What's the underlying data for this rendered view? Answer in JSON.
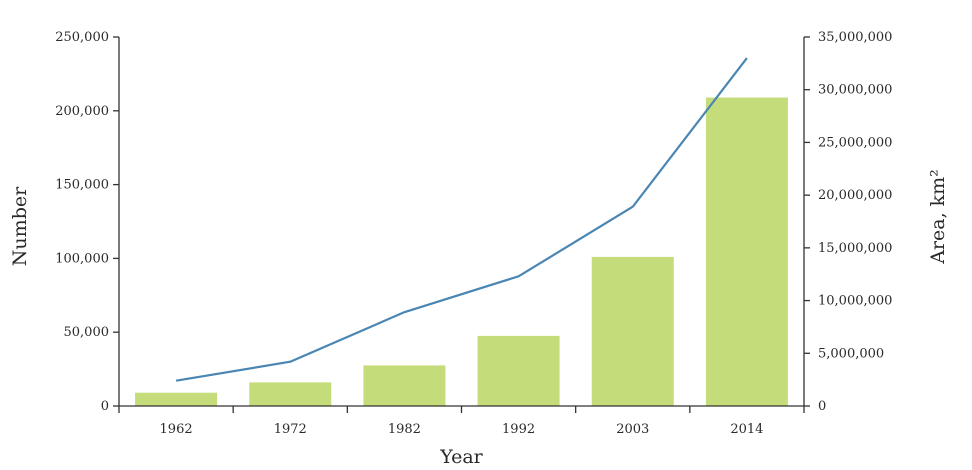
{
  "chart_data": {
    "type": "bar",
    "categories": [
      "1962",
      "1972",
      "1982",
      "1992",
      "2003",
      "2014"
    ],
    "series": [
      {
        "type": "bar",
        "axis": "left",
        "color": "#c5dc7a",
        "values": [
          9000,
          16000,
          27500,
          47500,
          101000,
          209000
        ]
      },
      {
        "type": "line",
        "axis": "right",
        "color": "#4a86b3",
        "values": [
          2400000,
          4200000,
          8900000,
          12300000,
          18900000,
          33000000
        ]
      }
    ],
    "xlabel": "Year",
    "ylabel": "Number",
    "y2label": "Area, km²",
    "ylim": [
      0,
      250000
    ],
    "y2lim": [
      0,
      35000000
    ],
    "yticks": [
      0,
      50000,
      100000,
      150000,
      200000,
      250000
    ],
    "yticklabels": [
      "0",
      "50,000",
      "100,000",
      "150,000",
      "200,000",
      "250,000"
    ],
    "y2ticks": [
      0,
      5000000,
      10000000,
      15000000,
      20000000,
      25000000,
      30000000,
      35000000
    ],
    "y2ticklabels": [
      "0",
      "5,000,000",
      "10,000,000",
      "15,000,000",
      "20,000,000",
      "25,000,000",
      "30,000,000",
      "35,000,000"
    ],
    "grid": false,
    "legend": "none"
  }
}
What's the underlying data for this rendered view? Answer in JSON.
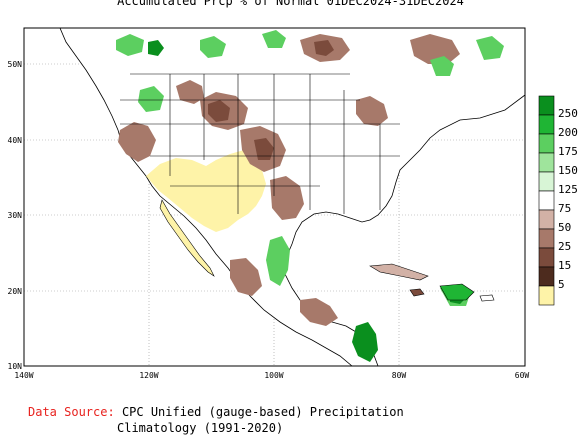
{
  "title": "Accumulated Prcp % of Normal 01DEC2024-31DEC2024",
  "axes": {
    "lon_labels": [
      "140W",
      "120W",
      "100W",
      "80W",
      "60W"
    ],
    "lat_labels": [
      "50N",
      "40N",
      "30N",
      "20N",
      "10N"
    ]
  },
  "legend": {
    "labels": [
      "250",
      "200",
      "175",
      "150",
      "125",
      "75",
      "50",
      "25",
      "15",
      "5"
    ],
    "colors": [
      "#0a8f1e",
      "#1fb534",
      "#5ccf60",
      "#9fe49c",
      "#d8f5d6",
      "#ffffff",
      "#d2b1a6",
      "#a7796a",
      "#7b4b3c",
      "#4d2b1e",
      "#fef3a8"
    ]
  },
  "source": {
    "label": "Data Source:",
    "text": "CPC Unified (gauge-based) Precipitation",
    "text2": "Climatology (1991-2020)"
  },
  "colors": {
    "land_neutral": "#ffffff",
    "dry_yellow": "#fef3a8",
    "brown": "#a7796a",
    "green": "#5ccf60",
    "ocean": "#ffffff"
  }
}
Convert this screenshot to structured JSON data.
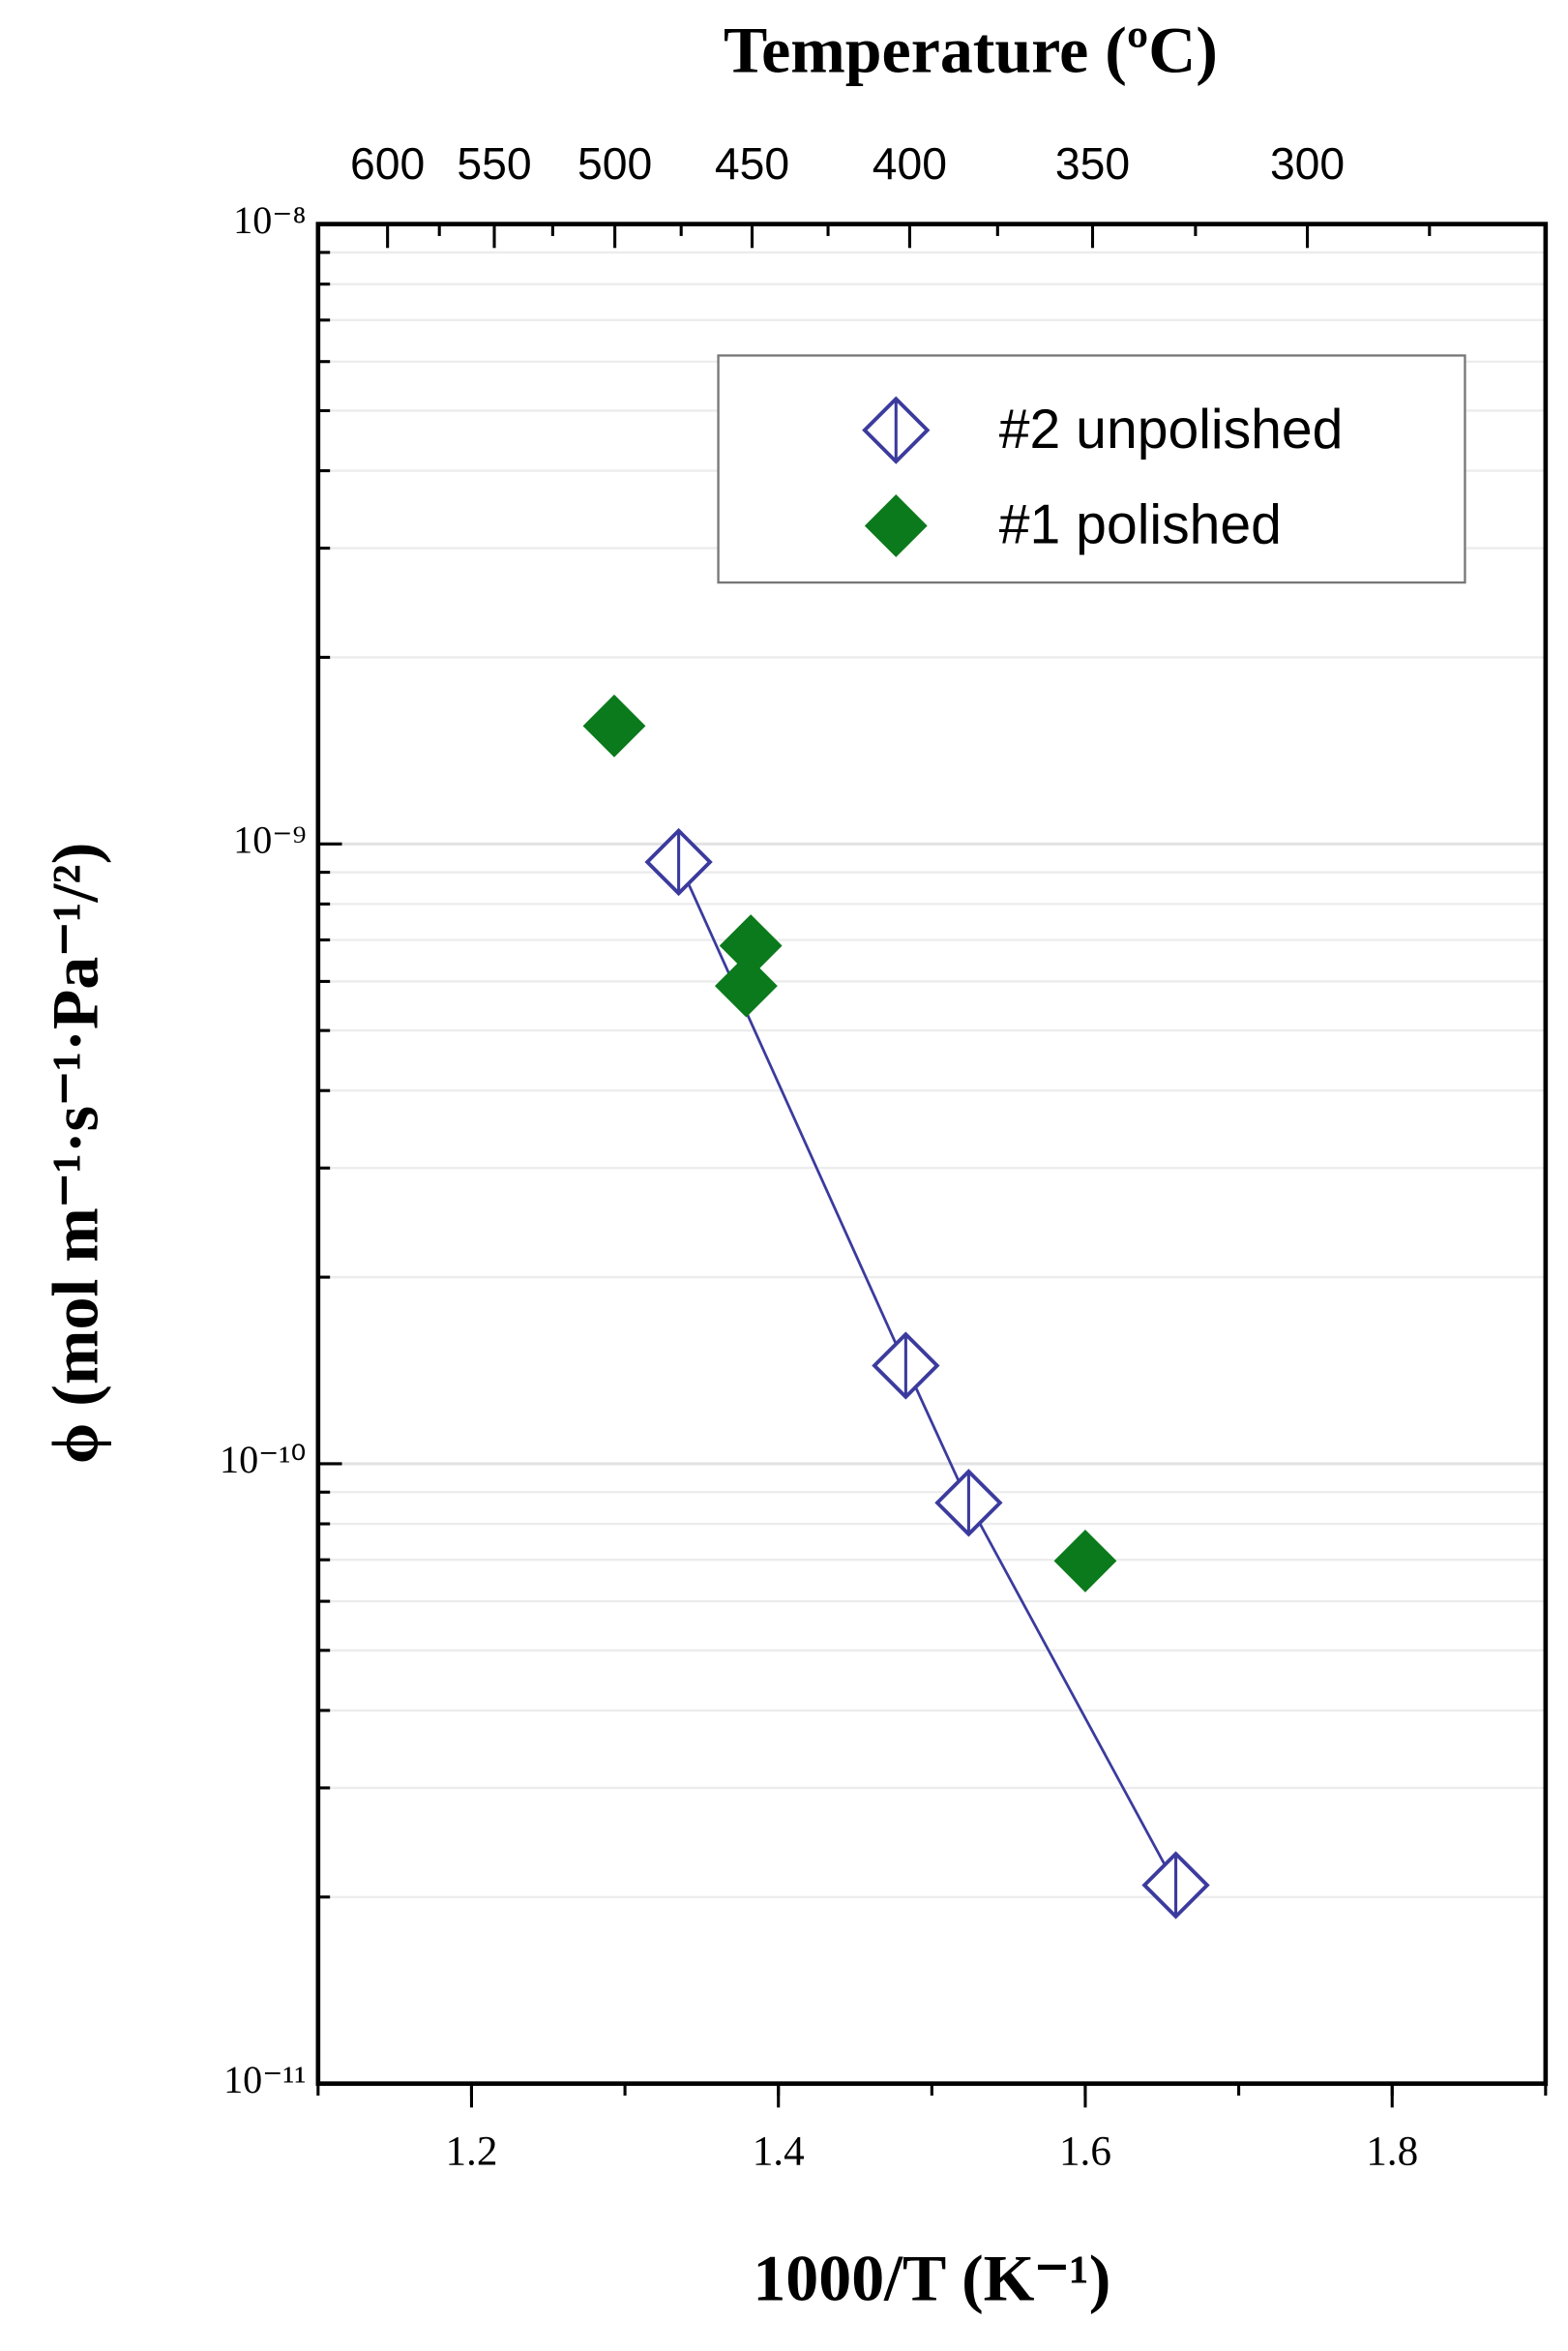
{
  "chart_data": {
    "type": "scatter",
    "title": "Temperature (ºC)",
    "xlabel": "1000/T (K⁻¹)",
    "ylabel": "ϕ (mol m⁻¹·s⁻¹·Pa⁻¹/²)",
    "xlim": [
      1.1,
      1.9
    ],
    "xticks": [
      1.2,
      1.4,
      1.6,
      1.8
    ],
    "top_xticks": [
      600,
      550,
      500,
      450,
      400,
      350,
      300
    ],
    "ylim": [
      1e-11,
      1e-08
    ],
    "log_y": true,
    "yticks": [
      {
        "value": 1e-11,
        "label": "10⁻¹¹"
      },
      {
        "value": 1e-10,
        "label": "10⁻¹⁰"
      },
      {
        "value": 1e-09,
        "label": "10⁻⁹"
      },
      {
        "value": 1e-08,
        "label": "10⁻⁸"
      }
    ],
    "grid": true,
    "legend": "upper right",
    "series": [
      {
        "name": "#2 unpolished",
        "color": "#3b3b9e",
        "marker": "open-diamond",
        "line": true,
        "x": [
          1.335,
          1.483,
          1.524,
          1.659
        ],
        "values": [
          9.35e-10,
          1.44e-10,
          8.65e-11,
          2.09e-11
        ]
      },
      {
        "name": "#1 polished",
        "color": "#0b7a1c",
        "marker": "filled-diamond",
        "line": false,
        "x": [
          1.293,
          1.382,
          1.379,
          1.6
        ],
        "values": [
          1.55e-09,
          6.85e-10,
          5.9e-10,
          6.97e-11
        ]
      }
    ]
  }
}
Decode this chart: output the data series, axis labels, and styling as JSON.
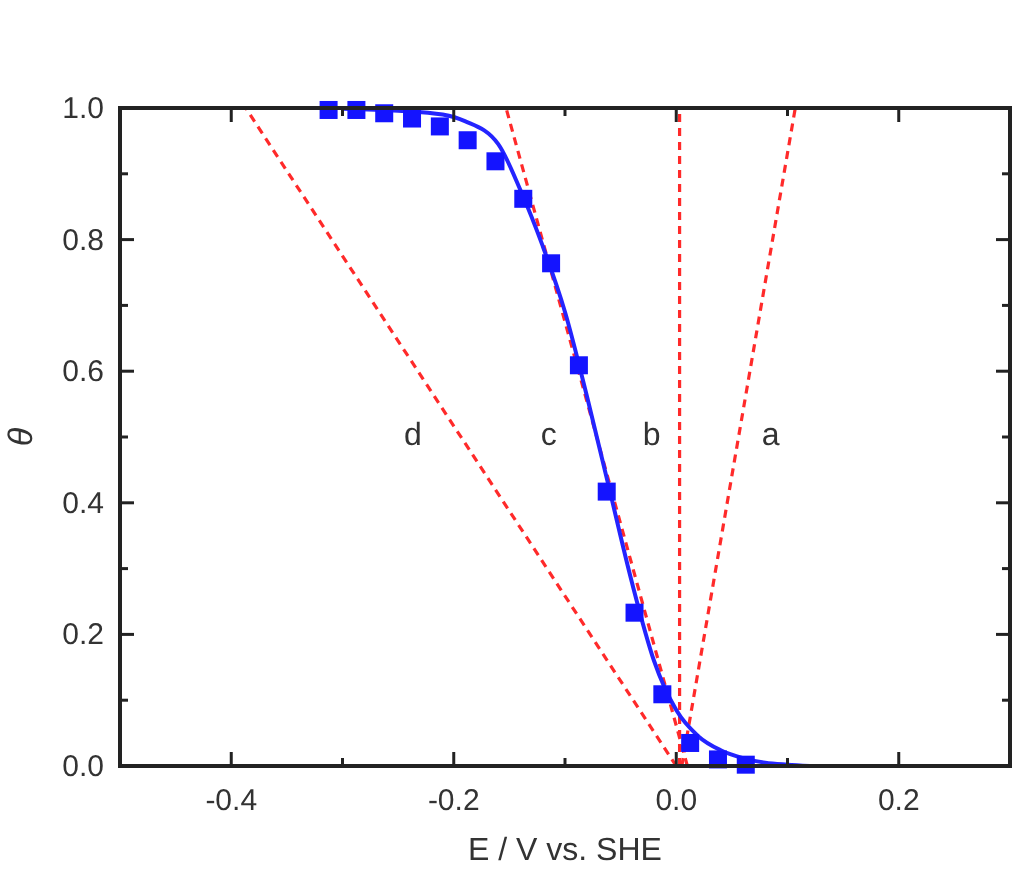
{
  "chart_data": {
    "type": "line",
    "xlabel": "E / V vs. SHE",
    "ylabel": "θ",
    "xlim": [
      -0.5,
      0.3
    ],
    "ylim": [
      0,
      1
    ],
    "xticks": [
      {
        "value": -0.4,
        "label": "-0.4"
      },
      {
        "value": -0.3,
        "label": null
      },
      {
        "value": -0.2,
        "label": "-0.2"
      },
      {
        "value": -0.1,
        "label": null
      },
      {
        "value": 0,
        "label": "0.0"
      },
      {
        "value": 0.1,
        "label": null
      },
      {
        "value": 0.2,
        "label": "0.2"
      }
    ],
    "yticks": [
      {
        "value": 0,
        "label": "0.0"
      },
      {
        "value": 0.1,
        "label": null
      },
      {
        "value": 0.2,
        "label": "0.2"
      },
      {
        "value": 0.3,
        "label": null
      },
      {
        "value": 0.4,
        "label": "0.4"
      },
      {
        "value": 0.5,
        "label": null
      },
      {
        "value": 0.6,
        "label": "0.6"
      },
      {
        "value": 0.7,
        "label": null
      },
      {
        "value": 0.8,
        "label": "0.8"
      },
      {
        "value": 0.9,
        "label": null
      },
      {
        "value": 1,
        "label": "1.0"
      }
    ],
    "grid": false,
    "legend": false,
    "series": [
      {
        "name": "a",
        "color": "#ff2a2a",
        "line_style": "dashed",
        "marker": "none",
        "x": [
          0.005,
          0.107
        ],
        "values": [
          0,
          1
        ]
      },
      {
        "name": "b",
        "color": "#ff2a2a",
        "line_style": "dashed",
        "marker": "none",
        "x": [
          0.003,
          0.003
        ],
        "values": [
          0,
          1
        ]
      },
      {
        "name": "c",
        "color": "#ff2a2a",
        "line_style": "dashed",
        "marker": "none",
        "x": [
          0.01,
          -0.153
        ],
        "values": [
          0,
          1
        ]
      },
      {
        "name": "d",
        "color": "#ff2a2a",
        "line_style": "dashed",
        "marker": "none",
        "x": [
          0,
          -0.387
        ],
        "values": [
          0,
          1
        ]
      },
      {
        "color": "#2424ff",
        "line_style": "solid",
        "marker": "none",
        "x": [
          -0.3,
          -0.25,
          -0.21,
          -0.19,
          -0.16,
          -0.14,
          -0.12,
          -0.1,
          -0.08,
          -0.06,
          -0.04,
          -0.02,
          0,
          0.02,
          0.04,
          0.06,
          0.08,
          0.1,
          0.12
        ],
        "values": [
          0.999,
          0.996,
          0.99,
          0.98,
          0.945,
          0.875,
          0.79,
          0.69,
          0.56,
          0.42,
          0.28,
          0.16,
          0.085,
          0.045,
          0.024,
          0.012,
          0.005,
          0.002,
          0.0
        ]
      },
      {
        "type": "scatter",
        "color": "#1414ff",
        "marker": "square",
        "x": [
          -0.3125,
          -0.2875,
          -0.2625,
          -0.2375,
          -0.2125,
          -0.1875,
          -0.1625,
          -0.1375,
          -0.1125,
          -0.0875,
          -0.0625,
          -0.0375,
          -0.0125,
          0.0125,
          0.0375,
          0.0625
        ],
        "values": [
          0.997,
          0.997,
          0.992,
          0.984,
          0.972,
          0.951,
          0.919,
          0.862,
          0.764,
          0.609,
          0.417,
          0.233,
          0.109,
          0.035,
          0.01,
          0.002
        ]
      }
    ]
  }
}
────
[Given request] Give every line back word for word and leave the pictures out.

[Result for this task]
What's the underlying data for this rendered view? Answer in JSON.
{
  "chart_data": {
    "type": "bar",
    "categories": [
      "1962",
      "1972",
      "1982",
      "1992",
      "2003",
      "2014"
    ],
    "series": [
      {
        "type": "bar",
        "axis": "left",
        "color": "#c5dc7a",
        "values": [
          9000,
          16000,
          27500,
          47500,
          101000,
          209000
        ]
      },
      {
        "type": "line",
        "axis": "right",
        "color": "#4a86b3",
        "values": [
          2400000,
          4200000,
          8900000,
          12300000,
          18900000,
          33000000
        ]
      }
    ],
    "xlabel": "Year",
    "ylabel": "Number",
    "y2label": "Area, km²",
    "ylim": [
      0,
      250000
    ],
    "y2lim": [
      0,
      35000000
    ],
    "yticks": [
      0,
      50000,
      100000,
      150000,
      200000,
      250000
    ],
    "yticklabels": [
      "0",
      "50,000",
      "100,000",
      "150,000",
      "200,000",
      "250,000"
    ],
    "y2ticks": [
      0,
      5000000,
      10000000,
      15000000,
      20000000,
      25000000,
      30000000,
      35000000
    ],
    "y2ticklabels": [
      "0",
      "5,000,000",
      "10,000,000",
      "15,000,000",
      "20,000,000",
      "25,000,000",
      "30,000,000",
      "35,000,000"
    ],
    "grid": false,
    "legend": "none"
  }
}
What's the underlying data for this rendered view? Answer in JSON.
{
  "title": "Accumulated Prcp % of Normal 01DEC2024-31DEC2024",
  "axes": {
    "lon_labels": [
      "140W",
      "120W",
      "100W",
      "80W",
      "60W"
    ],
    "lat_labels": [
      "50N",
      "40N",
      "30N",
      "20N",
      "10N"
    ]
  },
  "legend": {
    "labels": [
      "250",
      "200",
      "175",
      "150",
      "125",
      "75",
      "50",
      "25",
      "15",
      "5"
    ],
    "colors": [
      "#0a8f1e",
      "#1fb534",
      "#5ccf60",
      "#9fe49c",
      "#d8f5d6",
      "#ffffff",
      "#d2b1a6",
      "#a7796a",
      "#7b4b3c",
      "#4d2b1e",
      "#fef3a8"
    ]
  },
  "source": {
    "label": "Data Source:",
    "text": "CPC Unified (gauge-based) Precipitation",
    "text2": "Climatology (1991-2020)"
  },
  "colors": {
    "land_neutral": "#ffffff",
    "dry_yellow": "#fef3a8",
    "brown": "#a7796a",
    "green": "#5ccf60",
    "ocean": "#ffffff"
  }
}
Convert this screenshot to structured JSON data.
{
  "chart_data": {
    "type": "scatter",
    "title": "Temperature (ºC)",
    "xlabel": "1000/T (K⁻¹)",
    "ylabel": "ϕ (mol m⁻¹·s⁻¹·Pa⁻¹/²)",
    "xlim": [
      1.1,
      1.9
    ],
    "xticks": [
      1.2,
      1.4,
      1.6,
      1.8
    ],
    "top_xticks": [
      600,
      550,
      500,
      450,
      400,
      350,
      300
    ],
    "ylim": [
      1e-11,
      1e-08
    ],
    "log_y": true,
    "yticks": [
      {
        "value": 1e-11,
        "label": "10⁻¹¹"
      },
      {
        "value": 1e-10,
        "label": "10⁻¹⁰"
      },
      {
        "value": 1e-09,
        "label": "10⁻⁹"
      },
      {
        "value": 1e-08,
        "label": "10⁻⁸"
      }
    ],
    "grid": true,
    "legend": "upper right",
    "series": [
      {
        "name": "#2 unpolished",
        "color": "#3b3b9e",
        "marker": "open-diamond",
        "line": true,
        "x": [
          1.335,
          1.483,
          1.524,
          1.659
        ],
        "values": [
          9.35e-10,
          1.44e-10,
          8.65e-11,
          2.09e-11
        ]
      },
      {
        "name": "#1 polished",
        "color": "#0b7a1c",
        "marker": "filled-diamond",
        "line": false,
        "x": [
          1.293,
          1.382,
          1.379,
          1.6
        ],
        "values": [
          1.55e-09,
          6.85e-10,
          5.9e-10,
          6.97e-11
        ]
      }
    ]
  }
}
Decode this chart: output the data series, axis labels, and styling as JSON.
{
  "chart_data": {
    "type": "line",
    "xlabel": "E / V vs. SHE",
    "ylabel": "θ",
    "xlim": [
      -0.5,
      0.3
    ],
    "ylim": [
      0,
      1
    ],
    "xticks": [
      {
        "value": -0.4,
        "label": "-0.4"
      },
      {
        "value": -0.3,
        "label": null
      },
      {
        "value": -0.2,
        "label": "-0.2"
      },
      {
        "value": -0.1,
        "label": null
      },
      {
        "value": 0,
        "label": "0.0"
      },
      {
        "value": 0.1,
        "label": null
      },
      {
        "value": 0.2,
        "label": "0.2"
      }
    ],
    "yticks": [
      {
        "value": 0,
        "label": "0.0"
      },
      {
        "value": 0.1,
        "label": null
      },
      {
        "value": 0.2,
        "label": "0.2"
      },
      {
        "value": 0.3,
        "label": null
      },
      {
        "value": 0.4,
        "label": "0.4"
      },
      {
        "value": 0.5,
        "label": null
      },
      {
        "value": 0.6,
        "label": "0.6"
      },
      {
        "value": 0.7,
        "label": null
      },
      {
        "value": 0.8,
        "label": "0.8"
      },
      {
        "value": 0.9,
        "label": null
      },
      {
        "value": 1,
        "label": "1.0"
      }
    ],
    "grid": false,
    "legend": false,
    "series": [
      {
        "name": "a",
        "color": "#ff2a2a",
        "line_style": "dashed",
        "marker": "none",
        "x": [
          0.005,
          0.107
        ],
        "values": [
          0,
          1
        ]
      },
      {
        "name": "b",
        "color": "#ff2a2a",
        "line_style": "dashed",
        "marker": "none",
        "x": [
          0.003,
          0.003
        ],
        "values": [
          0,
          1
        ]
      },
      {
        "name": "c",
        "color": "#ff2a2a",
        "line_style": "dashed",
        "marker": "none",
        "x": [
          0.01,
          -0.153
        ],
        "values": [
          0,
          1
        ]
      },
      {
        "name": "d",
        "color": "#ff2a2a",
        "line_style": "dashed",
        "marker": "none",
        "x": [
          0,
          -0.387
        ],
        "values": [
          0,
          1
        ]
      },
      {
        "color": "#2424ff",
        "line_style": "solid",
        "marker": "none",
        "x": [
          -0.3,
          -0.25,
          -0.21,
          -0.19,
          -0.16,
          -0.14,
          -0.12,
          -0.1,
          -0.08,
          -0.06,
          -0.04,
          -0.02,
          0,
          0.02,
          0.04,
          0.06,
          0.08,
          0.1,
          0.12
        ],
        "values": [
          0.999,
          0.996,
          0.99,
          0.98,
          0.945,
          0.875,
          0.79,
          0.69,
          0.56,
          0.42,
          0.28,
          0.16,
          0.085,
          0.045,
          0.024,
          0.012,
          0.005,
          0.002,
          0.0
        ]
      },
      {
        "type": "scatter",
        "color": "#1414ff",
        "marker": "square",
        "x": [
          -0.3125,
          -0.2875,
          -0.2625,
          -0.2375,
          -0.2125,
          -0.1875,
          -0.1625,
          -0.1375,
          -0.1125,
          -0.0875,
          -0.0625,
          -0.0375,
          -0.0125,
          0.0125,
          0.0375,
          0.0625
        ],
        "values": [
          0.997,
          0.997,
          0.992,
          0.984,
          0.972,
          0.951,
          0.919,
          0.862,
          0.764,
          0.609,
          0.417,
          0.233,
          0.109,
          0.035,
          0.01,
          0.002
        ]
      }
    ]
  }
}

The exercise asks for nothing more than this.